### What to do
Answer with one number: how many lines hold the string "name".

START Record set

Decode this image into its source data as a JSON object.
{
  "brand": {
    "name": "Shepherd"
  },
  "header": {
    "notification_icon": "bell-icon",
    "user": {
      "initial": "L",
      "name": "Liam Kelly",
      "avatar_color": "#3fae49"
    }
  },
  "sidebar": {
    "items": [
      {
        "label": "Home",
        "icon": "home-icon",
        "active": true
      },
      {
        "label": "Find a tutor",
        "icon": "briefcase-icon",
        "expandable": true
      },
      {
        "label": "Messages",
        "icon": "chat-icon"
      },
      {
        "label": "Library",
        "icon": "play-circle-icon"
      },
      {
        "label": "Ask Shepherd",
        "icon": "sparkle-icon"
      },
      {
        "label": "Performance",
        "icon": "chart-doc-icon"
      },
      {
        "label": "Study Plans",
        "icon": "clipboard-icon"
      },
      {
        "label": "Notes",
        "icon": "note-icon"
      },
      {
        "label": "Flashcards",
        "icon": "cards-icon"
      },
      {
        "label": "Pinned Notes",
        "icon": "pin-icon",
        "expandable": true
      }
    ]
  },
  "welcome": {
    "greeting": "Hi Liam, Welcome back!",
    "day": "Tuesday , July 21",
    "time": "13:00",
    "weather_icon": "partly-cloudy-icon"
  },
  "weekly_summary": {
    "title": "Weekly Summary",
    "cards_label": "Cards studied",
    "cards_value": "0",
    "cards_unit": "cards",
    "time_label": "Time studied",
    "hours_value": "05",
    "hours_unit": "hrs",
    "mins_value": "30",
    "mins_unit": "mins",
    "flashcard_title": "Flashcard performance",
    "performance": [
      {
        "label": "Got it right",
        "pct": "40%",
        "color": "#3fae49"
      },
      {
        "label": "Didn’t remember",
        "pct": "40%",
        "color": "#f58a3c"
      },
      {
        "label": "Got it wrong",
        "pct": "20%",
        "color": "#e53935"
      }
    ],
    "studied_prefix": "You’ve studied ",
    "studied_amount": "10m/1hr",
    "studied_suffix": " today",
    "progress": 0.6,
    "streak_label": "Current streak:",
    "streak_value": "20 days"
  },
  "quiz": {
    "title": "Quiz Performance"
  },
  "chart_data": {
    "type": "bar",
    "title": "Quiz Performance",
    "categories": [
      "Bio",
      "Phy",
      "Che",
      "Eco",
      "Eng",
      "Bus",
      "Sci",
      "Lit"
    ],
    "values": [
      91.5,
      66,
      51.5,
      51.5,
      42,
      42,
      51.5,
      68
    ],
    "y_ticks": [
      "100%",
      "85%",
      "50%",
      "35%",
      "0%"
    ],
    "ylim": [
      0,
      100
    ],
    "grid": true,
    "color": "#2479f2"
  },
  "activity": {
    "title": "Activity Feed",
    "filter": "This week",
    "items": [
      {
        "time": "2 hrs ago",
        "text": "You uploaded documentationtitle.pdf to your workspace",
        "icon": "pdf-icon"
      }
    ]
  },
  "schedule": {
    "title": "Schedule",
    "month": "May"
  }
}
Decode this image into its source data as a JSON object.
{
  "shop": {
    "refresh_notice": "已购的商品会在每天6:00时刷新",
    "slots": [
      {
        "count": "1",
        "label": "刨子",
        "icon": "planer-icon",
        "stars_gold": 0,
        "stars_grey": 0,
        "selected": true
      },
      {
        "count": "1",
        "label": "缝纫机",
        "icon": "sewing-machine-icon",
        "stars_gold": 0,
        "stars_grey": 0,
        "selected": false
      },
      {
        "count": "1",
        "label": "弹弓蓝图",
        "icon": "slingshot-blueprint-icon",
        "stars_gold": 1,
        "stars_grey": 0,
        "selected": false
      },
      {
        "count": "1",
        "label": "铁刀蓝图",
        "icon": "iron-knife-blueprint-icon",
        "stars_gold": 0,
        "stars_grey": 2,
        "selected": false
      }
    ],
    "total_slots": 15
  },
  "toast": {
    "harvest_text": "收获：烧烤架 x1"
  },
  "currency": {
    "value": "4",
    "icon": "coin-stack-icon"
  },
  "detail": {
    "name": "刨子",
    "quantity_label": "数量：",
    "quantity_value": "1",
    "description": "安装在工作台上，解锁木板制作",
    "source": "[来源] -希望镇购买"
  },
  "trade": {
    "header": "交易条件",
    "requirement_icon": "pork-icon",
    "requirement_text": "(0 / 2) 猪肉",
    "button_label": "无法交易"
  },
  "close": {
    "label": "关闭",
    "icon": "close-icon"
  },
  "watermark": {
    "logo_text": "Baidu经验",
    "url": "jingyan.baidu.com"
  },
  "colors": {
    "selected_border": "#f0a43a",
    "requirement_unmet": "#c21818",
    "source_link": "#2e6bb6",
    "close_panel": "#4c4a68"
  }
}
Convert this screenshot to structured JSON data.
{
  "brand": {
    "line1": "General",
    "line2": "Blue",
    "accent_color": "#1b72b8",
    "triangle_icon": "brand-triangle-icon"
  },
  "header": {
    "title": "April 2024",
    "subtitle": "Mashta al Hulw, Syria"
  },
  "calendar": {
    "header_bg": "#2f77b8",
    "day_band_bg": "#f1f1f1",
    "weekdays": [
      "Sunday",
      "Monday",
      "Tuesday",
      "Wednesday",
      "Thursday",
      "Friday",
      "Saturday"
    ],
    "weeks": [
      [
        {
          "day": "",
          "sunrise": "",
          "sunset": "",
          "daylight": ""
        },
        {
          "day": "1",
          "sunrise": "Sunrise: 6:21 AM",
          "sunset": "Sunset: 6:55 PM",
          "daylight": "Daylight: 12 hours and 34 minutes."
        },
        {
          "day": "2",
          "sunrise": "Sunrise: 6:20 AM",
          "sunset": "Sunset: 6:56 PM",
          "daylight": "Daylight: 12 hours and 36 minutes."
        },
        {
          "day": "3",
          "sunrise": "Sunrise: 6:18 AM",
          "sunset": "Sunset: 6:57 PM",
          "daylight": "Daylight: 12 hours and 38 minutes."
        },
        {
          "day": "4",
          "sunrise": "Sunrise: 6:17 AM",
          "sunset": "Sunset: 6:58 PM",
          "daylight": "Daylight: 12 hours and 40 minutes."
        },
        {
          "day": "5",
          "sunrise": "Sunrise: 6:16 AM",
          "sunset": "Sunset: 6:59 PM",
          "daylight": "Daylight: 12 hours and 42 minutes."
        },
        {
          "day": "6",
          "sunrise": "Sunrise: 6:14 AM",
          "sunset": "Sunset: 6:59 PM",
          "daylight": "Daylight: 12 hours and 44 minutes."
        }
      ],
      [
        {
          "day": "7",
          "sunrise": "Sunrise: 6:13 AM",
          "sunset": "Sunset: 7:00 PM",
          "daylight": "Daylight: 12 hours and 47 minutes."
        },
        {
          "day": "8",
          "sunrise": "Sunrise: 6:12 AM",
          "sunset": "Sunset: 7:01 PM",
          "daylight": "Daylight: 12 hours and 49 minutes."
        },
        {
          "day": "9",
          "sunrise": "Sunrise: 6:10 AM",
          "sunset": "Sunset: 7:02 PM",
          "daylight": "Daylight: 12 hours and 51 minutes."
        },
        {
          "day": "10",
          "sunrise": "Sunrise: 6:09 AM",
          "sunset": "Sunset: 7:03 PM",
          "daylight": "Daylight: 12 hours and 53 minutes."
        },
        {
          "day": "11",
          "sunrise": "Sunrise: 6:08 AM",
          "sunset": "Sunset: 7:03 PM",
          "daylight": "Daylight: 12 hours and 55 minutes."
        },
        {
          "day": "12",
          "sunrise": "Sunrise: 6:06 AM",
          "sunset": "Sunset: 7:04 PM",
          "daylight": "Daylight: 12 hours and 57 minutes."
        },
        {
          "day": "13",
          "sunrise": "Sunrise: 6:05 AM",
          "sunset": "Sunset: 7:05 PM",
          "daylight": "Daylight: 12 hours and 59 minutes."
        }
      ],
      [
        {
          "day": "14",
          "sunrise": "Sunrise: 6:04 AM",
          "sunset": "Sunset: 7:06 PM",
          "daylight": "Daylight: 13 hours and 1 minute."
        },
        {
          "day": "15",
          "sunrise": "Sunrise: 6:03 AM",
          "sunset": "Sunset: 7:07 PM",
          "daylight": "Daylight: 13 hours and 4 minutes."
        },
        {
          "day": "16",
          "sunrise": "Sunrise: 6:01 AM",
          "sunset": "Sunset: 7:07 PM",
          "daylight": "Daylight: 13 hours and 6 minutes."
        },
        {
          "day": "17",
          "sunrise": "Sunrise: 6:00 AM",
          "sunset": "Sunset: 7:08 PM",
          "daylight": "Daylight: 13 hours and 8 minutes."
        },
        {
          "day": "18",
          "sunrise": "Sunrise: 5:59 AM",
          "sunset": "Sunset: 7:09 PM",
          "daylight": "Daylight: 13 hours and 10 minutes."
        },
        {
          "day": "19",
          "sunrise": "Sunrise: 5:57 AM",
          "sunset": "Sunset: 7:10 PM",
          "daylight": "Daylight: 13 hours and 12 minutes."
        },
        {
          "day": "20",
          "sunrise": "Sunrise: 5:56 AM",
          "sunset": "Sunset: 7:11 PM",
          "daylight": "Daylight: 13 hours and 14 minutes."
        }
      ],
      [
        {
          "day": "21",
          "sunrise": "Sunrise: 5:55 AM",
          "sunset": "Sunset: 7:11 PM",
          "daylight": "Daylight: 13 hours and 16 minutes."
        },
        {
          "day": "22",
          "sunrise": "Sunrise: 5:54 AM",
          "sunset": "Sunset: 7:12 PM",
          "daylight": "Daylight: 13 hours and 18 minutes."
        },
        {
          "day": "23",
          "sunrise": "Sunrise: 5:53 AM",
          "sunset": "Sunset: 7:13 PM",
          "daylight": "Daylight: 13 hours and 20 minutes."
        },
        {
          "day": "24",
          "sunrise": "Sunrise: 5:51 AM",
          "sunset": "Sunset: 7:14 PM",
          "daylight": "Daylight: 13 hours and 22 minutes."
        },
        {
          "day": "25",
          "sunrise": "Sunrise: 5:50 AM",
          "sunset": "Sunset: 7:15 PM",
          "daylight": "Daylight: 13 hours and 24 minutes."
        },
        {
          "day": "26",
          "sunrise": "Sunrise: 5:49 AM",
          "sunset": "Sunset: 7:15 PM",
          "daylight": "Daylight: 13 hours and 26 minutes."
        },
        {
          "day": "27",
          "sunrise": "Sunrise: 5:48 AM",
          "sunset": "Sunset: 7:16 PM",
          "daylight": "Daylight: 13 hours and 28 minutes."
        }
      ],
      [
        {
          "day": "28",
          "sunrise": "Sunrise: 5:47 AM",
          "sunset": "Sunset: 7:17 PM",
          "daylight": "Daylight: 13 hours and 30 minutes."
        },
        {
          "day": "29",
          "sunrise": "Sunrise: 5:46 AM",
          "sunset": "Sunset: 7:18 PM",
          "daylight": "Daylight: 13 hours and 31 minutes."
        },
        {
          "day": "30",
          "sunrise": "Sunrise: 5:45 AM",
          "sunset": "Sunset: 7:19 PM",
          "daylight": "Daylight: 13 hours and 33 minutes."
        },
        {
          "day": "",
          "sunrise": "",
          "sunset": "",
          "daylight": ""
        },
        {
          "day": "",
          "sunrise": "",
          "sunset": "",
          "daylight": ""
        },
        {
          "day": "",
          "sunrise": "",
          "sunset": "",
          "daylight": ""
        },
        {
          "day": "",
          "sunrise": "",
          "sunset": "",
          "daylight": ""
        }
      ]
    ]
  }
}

END Record set

### Output for this task
3